TASK TO COMPLETE: Count the lines below that contain the word "Direccion" and give only that number.

DATA RECORDS:
+++++

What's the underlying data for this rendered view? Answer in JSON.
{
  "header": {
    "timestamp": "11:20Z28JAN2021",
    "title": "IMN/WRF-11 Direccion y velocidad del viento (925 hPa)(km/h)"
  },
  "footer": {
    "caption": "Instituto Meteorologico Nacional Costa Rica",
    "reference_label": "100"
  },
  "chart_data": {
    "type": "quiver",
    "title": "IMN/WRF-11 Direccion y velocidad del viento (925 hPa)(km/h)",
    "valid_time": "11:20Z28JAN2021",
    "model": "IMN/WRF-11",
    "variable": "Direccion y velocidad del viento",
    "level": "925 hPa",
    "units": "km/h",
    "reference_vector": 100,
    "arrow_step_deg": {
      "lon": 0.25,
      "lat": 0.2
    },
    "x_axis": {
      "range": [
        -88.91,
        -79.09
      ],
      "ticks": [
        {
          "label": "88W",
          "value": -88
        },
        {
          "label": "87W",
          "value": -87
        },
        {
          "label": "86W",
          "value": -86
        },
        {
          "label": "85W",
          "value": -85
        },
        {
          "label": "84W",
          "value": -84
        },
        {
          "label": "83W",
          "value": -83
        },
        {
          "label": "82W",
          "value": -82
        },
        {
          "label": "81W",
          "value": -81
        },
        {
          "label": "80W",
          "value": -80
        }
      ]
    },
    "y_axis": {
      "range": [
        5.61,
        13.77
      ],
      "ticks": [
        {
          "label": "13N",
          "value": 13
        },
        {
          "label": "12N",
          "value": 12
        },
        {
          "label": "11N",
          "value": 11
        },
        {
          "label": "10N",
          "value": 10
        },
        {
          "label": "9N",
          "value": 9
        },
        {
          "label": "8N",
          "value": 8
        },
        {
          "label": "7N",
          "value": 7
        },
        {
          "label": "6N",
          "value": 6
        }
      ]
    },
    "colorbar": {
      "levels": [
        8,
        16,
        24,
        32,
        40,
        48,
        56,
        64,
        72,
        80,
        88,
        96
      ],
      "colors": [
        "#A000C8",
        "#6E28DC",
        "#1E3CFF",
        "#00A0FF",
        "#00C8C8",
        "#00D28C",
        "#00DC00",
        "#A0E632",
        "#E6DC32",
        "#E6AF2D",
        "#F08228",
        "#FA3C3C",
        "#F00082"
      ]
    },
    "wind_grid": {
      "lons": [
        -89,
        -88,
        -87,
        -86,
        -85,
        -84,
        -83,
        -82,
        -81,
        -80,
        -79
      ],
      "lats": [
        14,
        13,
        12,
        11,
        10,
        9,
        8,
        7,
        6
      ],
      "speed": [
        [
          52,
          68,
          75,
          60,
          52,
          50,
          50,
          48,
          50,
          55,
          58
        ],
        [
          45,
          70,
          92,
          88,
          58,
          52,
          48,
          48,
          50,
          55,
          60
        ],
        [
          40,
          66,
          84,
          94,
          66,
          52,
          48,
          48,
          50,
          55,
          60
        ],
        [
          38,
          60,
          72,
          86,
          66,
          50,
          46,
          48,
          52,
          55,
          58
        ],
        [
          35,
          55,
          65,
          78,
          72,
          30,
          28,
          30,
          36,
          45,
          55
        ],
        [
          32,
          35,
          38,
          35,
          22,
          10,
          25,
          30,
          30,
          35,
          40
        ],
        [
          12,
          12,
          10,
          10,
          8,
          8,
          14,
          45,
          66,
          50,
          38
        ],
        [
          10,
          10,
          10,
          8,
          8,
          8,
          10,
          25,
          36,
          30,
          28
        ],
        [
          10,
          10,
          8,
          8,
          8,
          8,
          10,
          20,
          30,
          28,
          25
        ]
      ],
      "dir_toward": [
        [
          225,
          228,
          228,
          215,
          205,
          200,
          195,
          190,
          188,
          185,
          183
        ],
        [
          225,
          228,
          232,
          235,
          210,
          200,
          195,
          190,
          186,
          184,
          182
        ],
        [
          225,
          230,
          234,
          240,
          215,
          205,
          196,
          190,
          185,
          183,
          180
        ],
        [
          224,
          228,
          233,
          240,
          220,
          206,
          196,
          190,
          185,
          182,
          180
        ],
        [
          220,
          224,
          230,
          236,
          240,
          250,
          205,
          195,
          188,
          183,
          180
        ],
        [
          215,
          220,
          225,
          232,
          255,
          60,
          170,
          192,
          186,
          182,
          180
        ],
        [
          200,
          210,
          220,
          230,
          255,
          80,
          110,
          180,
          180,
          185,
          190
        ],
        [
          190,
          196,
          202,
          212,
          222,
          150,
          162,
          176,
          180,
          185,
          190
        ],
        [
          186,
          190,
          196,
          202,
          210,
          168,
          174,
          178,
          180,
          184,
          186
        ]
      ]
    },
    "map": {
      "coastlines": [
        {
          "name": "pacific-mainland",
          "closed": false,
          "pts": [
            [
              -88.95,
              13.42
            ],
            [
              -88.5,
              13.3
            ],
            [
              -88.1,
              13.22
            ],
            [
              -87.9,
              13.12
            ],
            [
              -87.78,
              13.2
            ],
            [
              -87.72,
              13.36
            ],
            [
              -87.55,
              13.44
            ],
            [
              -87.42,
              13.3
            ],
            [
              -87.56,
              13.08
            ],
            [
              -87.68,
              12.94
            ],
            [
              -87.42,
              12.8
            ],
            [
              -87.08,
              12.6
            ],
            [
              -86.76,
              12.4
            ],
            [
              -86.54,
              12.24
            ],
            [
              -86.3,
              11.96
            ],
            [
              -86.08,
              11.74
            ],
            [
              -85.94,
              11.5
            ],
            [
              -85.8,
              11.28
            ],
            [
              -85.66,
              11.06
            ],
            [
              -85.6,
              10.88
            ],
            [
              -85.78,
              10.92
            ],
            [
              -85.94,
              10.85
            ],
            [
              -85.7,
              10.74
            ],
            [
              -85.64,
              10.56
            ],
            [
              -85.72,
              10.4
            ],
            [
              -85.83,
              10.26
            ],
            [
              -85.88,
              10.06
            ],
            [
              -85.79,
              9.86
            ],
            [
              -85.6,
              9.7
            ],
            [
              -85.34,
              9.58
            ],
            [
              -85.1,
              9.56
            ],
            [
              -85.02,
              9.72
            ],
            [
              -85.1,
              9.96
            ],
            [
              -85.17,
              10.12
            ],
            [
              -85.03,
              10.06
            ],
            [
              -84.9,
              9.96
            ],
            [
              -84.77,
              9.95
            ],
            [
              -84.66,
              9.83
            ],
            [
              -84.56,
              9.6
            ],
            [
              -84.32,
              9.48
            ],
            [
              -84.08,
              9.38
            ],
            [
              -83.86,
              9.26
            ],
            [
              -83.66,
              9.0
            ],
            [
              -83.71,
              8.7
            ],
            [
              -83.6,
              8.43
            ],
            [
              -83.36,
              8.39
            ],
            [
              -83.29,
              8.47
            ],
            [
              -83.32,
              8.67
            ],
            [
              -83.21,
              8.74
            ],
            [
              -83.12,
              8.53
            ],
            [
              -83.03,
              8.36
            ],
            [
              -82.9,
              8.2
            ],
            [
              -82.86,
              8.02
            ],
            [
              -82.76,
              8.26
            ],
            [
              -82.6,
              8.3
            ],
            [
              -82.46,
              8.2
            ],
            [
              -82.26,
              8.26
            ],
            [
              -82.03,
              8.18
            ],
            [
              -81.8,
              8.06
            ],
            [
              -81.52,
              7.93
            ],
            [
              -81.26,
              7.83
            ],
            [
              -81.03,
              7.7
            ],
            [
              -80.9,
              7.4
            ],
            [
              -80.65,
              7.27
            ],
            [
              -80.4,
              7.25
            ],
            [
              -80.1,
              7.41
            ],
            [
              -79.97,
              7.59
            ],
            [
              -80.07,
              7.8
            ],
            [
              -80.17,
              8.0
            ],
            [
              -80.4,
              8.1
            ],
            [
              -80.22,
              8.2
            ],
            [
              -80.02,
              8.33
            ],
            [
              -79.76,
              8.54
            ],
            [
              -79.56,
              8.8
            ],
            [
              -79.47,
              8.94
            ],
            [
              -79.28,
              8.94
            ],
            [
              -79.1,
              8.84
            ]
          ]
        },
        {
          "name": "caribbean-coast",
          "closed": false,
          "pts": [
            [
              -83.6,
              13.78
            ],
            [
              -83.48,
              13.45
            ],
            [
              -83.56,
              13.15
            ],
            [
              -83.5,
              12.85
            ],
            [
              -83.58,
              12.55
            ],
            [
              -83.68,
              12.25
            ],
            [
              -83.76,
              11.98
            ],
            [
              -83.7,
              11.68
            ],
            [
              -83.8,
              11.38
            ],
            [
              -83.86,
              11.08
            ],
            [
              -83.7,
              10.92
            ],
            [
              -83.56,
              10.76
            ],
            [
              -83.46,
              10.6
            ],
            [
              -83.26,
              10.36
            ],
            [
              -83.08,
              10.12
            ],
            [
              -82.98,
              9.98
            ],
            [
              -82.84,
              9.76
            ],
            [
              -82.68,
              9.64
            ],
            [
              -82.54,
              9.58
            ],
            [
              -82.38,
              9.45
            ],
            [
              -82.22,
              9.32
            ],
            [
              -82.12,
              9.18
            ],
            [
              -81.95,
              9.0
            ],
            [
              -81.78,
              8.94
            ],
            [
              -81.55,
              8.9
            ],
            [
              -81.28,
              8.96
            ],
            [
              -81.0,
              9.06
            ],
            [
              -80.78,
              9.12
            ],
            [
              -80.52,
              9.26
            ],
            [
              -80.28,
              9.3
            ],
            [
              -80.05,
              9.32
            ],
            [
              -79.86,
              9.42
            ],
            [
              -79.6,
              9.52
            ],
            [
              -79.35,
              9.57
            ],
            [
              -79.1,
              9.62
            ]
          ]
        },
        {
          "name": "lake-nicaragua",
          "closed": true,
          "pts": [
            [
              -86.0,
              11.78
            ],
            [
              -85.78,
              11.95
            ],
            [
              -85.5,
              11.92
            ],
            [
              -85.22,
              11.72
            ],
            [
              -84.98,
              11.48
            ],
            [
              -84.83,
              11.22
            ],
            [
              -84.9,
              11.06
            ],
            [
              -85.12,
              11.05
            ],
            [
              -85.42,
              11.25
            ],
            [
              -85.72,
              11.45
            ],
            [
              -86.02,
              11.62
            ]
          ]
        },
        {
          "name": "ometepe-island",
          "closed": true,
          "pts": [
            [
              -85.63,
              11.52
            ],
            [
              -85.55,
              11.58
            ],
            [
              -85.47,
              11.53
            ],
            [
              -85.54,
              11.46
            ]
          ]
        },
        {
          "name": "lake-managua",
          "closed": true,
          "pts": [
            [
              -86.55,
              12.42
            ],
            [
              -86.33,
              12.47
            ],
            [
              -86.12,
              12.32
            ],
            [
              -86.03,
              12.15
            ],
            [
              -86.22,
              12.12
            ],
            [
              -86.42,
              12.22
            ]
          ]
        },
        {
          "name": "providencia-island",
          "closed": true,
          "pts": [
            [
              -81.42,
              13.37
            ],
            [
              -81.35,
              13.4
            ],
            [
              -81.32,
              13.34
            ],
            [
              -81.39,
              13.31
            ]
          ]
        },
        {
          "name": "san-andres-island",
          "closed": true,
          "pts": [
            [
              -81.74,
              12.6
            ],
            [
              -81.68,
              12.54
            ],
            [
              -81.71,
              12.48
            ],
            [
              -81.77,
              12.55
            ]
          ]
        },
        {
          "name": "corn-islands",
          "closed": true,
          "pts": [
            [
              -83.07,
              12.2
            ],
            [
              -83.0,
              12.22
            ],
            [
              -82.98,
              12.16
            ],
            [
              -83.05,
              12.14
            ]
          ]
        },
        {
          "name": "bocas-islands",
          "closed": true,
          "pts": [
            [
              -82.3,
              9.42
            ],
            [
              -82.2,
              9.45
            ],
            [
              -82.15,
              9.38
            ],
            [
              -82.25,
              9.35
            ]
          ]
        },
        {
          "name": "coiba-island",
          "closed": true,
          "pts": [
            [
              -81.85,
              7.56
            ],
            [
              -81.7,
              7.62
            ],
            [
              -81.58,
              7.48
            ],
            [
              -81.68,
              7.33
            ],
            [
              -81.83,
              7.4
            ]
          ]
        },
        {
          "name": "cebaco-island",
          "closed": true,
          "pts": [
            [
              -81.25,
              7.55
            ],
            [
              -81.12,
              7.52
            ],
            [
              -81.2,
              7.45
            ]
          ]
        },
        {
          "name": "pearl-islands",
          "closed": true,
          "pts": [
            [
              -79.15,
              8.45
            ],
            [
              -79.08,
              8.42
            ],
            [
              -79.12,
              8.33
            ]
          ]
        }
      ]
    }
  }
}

+++++

FULL SOLUTION: 3